-- START --

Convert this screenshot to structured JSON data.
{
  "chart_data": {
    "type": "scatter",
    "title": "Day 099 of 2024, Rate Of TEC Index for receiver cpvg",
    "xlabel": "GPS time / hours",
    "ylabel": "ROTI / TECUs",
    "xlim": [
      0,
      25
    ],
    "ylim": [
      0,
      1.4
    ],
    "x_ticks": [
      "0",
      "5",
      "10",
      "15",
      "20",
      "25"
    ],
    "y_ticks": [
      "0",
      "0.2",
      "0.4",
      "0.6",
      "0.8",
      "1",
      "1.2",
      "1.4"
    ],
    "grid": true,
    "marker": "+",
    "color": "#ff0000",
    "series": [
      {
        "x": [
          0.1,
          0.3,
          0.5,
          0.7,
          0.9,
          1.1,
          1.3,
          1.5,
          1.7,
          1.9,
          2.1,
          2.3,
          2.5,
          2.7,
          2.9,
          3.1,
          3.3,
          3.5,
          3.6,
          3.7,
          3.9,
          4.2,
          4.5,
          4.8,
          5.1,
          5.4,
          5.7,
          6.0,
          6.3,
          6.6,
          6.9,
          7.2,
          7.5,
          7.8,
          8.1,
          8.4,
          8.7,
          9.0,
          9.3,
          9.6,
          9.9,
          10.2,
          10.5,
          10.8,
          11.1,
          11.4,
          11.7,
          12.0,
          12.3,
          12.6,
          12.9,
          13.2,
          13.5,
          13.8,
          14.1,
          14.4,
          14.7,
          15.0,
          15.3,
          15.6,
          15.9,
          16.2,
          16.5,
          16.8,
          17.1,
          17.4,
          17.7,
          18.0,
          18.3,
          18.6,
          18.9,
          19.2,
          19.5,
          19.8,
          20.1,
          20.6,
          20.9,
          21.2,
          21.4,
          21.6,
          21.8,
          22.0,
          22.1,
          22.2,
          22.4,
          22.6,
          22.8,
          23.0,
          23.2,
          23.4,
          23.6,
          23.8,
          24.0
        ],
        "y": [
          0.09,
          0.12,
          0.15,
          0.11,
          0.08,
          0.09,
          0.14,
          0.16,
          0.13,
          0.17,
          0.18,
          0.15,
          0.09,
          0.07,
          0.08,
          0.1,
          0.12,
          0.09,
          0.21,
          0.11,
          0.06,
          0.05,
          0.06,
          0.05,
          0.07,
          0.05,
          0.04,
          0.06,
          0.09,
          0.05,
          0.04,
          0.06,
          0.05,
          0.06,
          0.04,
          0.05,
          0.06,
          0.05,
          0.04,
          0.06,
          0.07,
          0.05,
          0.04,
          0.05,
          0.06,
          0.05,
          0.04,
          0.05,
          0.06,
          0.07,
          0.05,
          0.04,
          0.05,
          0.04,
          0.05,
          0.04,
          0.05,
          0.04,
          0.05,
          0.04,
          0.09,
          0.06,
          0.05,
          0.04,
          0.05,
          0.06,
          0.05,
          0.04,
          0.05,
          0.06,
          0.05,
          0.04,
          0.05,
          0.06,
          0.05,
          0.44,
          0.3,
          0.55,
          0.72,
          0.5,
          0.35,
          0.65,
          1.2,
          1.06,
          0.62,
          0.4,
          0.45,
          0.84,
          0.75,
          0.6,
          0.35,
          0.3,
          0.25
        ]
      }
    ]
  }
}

-- END --

▶ Required work:
Write every entry out again exactly.

▶ The answer:
Convert this screenshot to structured JSON data.
{
  "chart_data": {
    "type": "scatter",
    "title": "Day 099 of 2024, Rate Of TEC Index for receiver cpvg",
    "xlabel": "GPS time / hours",
    "ylabel": "ROTI / TECUs",
    "xlim": [
      0,
      25
    ],
    "ylim": [
      0,
      1.4
    ],
    "x_ticks": [
      "0",
      "5",
      "10",
      "15",
      "20",
      "25"
    ],
    "y_ticks": [
      "0",
      "0.2",
      "0.4",
      "0.6",
      "0.8",
      "1",
      "1.2",
      "1.4"
    ],
    "grid": true,
    "marker": "+",
    "color": "#ff0000",
    "series": [
      {
        "x": [
          0.1,
          0.3,
          0.5,
          0.7,
          0.9,
          1.1,
          1.3,
          1.5,
          1.7,
          1.9,
          2.1,
          2.3,
          2.5,
          2.7,
          2.9,
          3.1,
          3.3,
          3.5,
          3.6,
          3.7,
          3.9,
          4.2,
          4.5,
          4.8,
          5.1,
          5.4,
          5.7,
          6.0,
          6.3,
          6.6,
          6.9,
          7.2,
          7.5,
          7.8,
          8.1,
          8.4,
          8.7,
          9.0,
          9.3,
          9.6,
          9.9,
          10.2,
          10.5,
          10.8,
          11.1,
          11.4,
          11.7,
          12.0,
          12.3,
          12.6,
          12.9,
          13.2,
          13.5,
          13.8,
          14.1,
          14.4,
          14.7,
          15.0,
          15.3,
          15.6,
          15.9,
          16.2,
          16.5,
          16.8,
          17.1,
          17.4,
          17.7,
          18.0,
          18.3,
          18.6,
          18.9,
          19.2,
          19.5,
          19.8,
          20.1,
          20.6,
          20.9,
          21.2,
          21.4,
          21.6,
          21.8,
          22.0,
          22.1,
          22.2,
          22.4,
          22.6,
          22.8,
          23.0,
          23.2,
          23.4,
          23.6,
          23.8,
          24.0
        ],
        "y": [
          0.09,
          0.12,
          0.15,
          0.11,
          0.08,
          0.09,
          0.14,
          0.16,
          0.13,
          0.17,
          0.18,
          0.15,
          0.09,
          0.07,
          0.08,
          0.1,
          0.12,
          0.09,
          0.21,
          0.11,
          0.06,
          0.05,
          0.06,
          0.05,
          0.07,
          0.05,
          0.04,
          0.06,
          0.09,
          0.05,
          0.04,
          0.06,
          0.05,
          0.06,
          0.04,
          0.05,
          0.06,
          0.05,
          0.04,
          0.06,
          0.07,
          0.05,
          0.04,
          0.05,
          0.06,
          0.05,
          0.04,
          0.05,
          0.06,
          0.07,
          0.05,
          0.04,
          0.05,
          0.04,
          0.05,
          0.04,
          0.05,
          0.04,
          0.05,
          0.04,
          0.09,
          0.06,
          0.05,
          0.04,
          0.05,
          0.06,
          0.05,
          0.04,
          0.05,
          0.06,
          0.05,
          0.04,
          0.05,
          0.06,
          0.05,
          0.44,
          0.3,
          0.55,
          0.72,
          0.5,
          0.35,
          0.65,
          1.2,
          1.06,
          0.62,
          0.4,
          0.45,
          0.84,
          0.75,
          0.6,
          0.35,
          0.3,
          0.25
        ]
      }
    ]
  }
}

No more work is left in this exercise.